TO DO — Your task is to return, word for word, only the lines from the line with "Read out every word on this page." through the close of the data. Exclude all pictures.

DATA EXCERPTS —

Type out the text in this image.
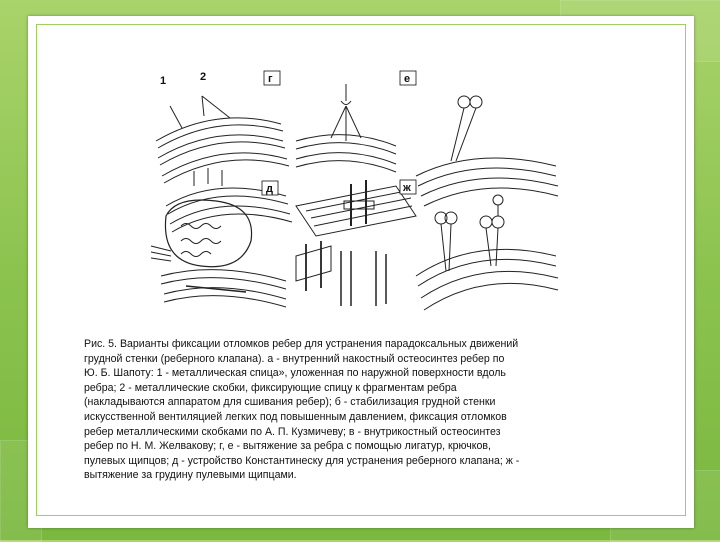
1	2	г	е
д	ж
Рис. 5. Варианты фиксации отломков ребер для устранения парадоксальных движений
грудной стенки (реберного клапана). а - внутренний накостный остеосинтез ребер по
Ю. Б. Шапоту: 1 - металлическая спица», уложенная по наружной поверхности вдоль
ребра; 2 - металлические скобки, фиксирующие спицу к фрагментам ребра
(накладываются аппаратом для сшивания ребер); б - стабилизация грудной стенки
искусственной вентиляцией легких под повышенным давлением, фиксация отломков
ребер металлическими скобками по А. П. Кузмичеву; в - внутрикостный остеосинтез
ребер по Н. М. Желвакову; г, е - вытяжение за ребра с помощью лигатур, крючков,
пулевых щипцов; д - устройство Константинеску для устранения реберного клапана; ж -
вытяжение за грудину пулевыми щипцами.
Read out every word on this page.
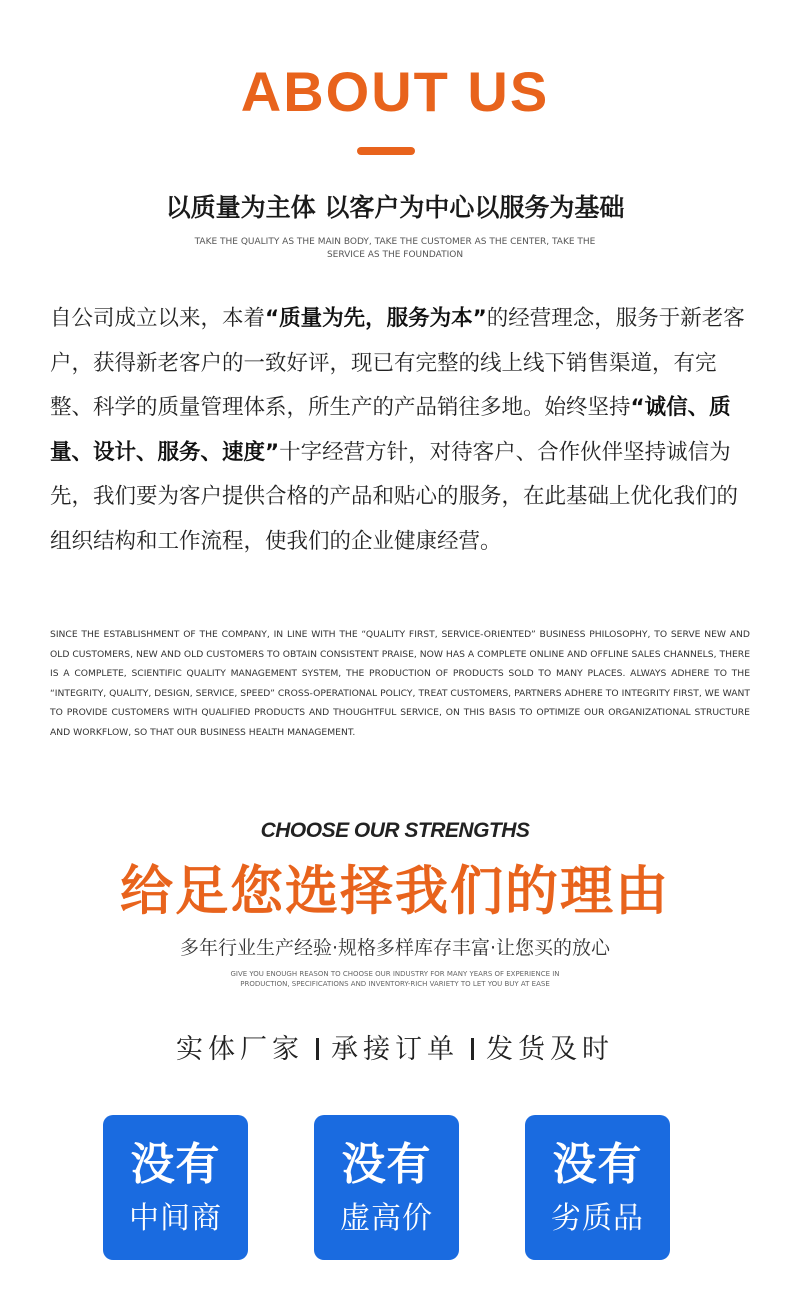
ABOUT US
以质量为主体 以客户为中心以服务为基础
TAKE THE QUALITY AS THE MAIN BODY, TAKE THE CUSTOMER AS THE CENTER, TAKE THE SERVICE AS THE FOUNDATION
自公司成立以来，本着“质量为先，服务为本”的经营理念，服务于新老客户，获得新老客户的一致好评，现已有完整的线上线下销售渠道，有完整、科学的质量管理体系，所生产的产品销往多地。始终坚持“诚信、质量、设计、服务、速度”十字经营方针，对待客户、合作伙伴坚持诚信为先，我们要为客户提供合格的产品和贴心的服务，在此基础上优化我们的组织结构和工作流程，使我们的企业健康经营。
SINCE THE ESTABLISHMENT OF THE COMPANY, IN LINE WITH THE “QUALITY FIRST, SERVICE-ORIENTED” BUSINESS PHILOSOPHY, TO SERVE NEW AND OLD CUSTOMERS, NEW AND OLD CUSTOMERS TO OBTAIN CONSISTENT PRAISE, NOW HAS A COMPLETE ONLINE AND OFFLINE SALES CHANNELS, THERE IS A COMPLETE, SCIENTIFIC QUALITY MANAGEMENT SYSTEM, THE PRODUCTION OF PRODUCTS SOLD TO MANY PLACES. ALWAYS ADHERE TO THE “INTEGRITY, QUALITY, DESIGN, SERVICE, SPEED” CROSS-OPERATIONAL POLICY, TREAT CUSTOMERS, PARTNERS ADHERE TO INTEGRITY FIRST, WE WANT TO PROVIDE CUSTOMERS WITH QUALIFIED PRODUCTS AND THOUGHTFUL SERVICE, ON THIS BASIS TO OPTIMIZE OUR ORGANIZATIONAL STRUCTURE AND WORKFLOW, SO THAT OUR BUSINESS HEALTH MANAGEMENT.
CHOOSE OUR STRENGTHS
给足您选择我们的理由
多年行业生产经验·规格多样库存丰富·让您买的放心
GIVE YOU ENOUGH REASON TO CHOOSE OUR INDUSTRY FOR MANY YEARS OF EXPERIENCE IN PRODUCTION, SPECIFICATIONS AND INVENTORY-RICH VARIETY TO LET YOU BUY AT EASE
实体厂家 承接订单 发货及时
没有
中间商
没有
虚高价
没有
劣质品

CORRECT ANSWER —
Read out every word on this page.
ABOUT US
以质量为主体 以客户为中心以服务为基础
TAKE THE QUALITY AS THE MAIN BODY, TAKE THE CUSTOMER AS THE CENTER, TAKE THE SERVICE AS THE FOUNDATION
自公司成立以来，本着“质量为先，服务为本”的经营理念，服务于新老客户，获得新老客户的一致好评，现已有完整的线上线下销售渠道，有完整、科学的质量管理体系，所生产的产品销往多地。始终坚持“诚信、质量、设计、服务、速度”十字经营方针，对待客户、合作伙伴坚持诚信为先，我们要为客户提供合格的产品和贴心的服务，在此基础上优化我们的组织结构和工作流程，使我们的企业健康经营。
SINCE THE ESTABLISHMENT OF THE COMPANY, IN LINE WITH THE “QUALITY FIRST, SERVICE-ORIENTED” BUSINESS PHILOSOPHY, TO SERVE NEW AND OLD CUSTOMERS, NEW AND OLD CUSTOMERS TO OBTAIN CONSISTENT PRAISE, NOW HAS A COMPLETE ONLINE AND OFFLINE SALES CHANNELS, THERE IS A COMPLETE, SCIENTIFIC QUALITY MANAGEMENT SYSTEM, THE PRODUCTION OF PRODUCTS SOLD TO MANY PLACES. ALWAYS ADHERE TO THE “INTEGRITY, QUALITY, DESIGN, SERVICE, SPEED” CROSS-OPERATIONAL POLICY, TREAT CUSTOMERS, PARTNERS ADHERE TO INTEGRITY FIRST, WE WANT TO PROVIDE CUSTOMERS WITH QUALIFIED PRODUCTS AND THOUGHTFUL SERVICE, ON THIS BASIS TO OPTIMIZE OUR ORGANIZATIONAL STRUCTURE AND WORKFLOW, SO THAT OUR BUSINESS HEALTH MANAGEMENT.
CHOOSE OUR STRENGTHS
给足您选择我们的理由
多年行业生产经验·规格多样库存丰富·让您买的放心
GIVE YOU ENOUGH REASON TO CHOOSE OUR INDUSTRY FOR MANY YEARS OF EXPERIENCE IN PRODUCTION, SPECIFICATIONS AND INVENTORY-RICH VARIETY TO LET YOU BUY AT EASE
实体厂家 承接订单 发货及时
没有
中间商
没有
虚高价
没有
劣质品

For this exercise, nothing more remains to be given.